=== Work instructions ===
Reproduce the records below in their entirety, character for character.

=== Extracted entries ===
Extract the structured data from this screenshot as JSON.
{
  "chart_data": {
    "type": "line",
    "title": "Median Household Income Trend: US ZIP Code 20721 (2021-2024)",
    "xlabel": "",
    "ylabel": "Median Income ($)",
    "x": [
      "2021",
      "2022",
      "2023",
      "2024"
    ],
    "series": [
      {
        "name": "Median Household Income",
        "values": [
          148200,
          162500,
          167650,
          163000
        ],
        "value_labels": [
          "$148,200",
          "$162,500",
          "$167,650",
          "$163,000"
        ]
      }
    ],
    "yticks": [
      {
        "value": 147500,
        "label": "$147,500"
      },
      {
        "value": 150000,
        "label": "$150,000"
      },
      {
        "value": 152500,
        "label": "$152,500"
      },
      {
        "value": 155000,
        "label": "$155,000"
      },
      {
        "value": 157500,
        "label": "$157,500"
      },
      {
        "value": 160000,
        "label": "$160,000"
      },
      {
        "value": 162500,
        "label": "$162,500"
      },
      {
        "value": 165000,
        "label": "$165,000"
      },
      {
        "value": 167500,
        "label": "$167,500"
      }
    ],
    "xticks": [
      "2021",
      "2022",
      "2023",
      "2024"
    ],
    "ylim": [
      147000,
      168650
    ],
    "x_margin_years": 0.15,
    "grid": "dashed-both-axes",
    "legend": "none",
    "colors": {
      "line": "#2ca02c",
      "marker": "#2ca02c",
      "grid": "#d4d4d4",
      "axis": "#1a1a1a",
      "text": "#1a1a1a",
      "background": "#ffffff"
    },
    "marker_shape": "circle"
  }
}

=== Complete output ===
Extract the structured data from this screenshot as JSON.
{
  "chart_data": {
    "type": "line",
    "title": "Median Household Income Trend: US ZIP Code 20721 (2021-2024)",
    "xlabel": "",
    "ylabel": "Median Income ($)",
    "x": [
      "2021",
      "2022",
      "2023",
      "2024"
    ],
    "series": [
      {
        "name": "Median Household Income",
        "values": [
          148200,
          162500,
          167650,
          163000
        ],
        "value_labels": [
          "$148,200",
          "$162,500",
          "$167,650",
          "$163,000"
        ]
      }
    ],
    "yticks": [
      {
        "value": 147500,
        "label": "$147,500"
      },
      {
        "value": 150000,
        "label": "$150,000"
      },
      {
        "value": 152500,
        "label": "$152,500"
      },
      {
        "value": 155000,
        "label": "$155,000"
      },
      {
        "value": 157500,
        "label": "$157,500"
      },
      {
        "value": 160000,
        "label": "$160,000"
      },
      {
        "value": 162500,
        "label": "$162,500"
      },
      {
        "value": 165000,
        "label": "$165,000"
      },
      {
        "value": 167500,
        "label": "$167,500"
      }
    ],
    "xticks": [
      "2021",
      "2022",
      "2023",
      "2024"
    ],
    "ylim": [
      147000,
      168650
    ],
    "x_margin_years": 0.15,
    "grid": "dashed-both-axes",
    "legend": "none",
    "colors": {
      "line": "#2ca02c",
      "marker": "#2ca02c",
      "grid": "#d4d4d4",
      "axis": "#1a1a1a",
      "text": "#1a1a1a",
      "background": "#ffffff"
    },
    "marker_shape": "circle"
  }
}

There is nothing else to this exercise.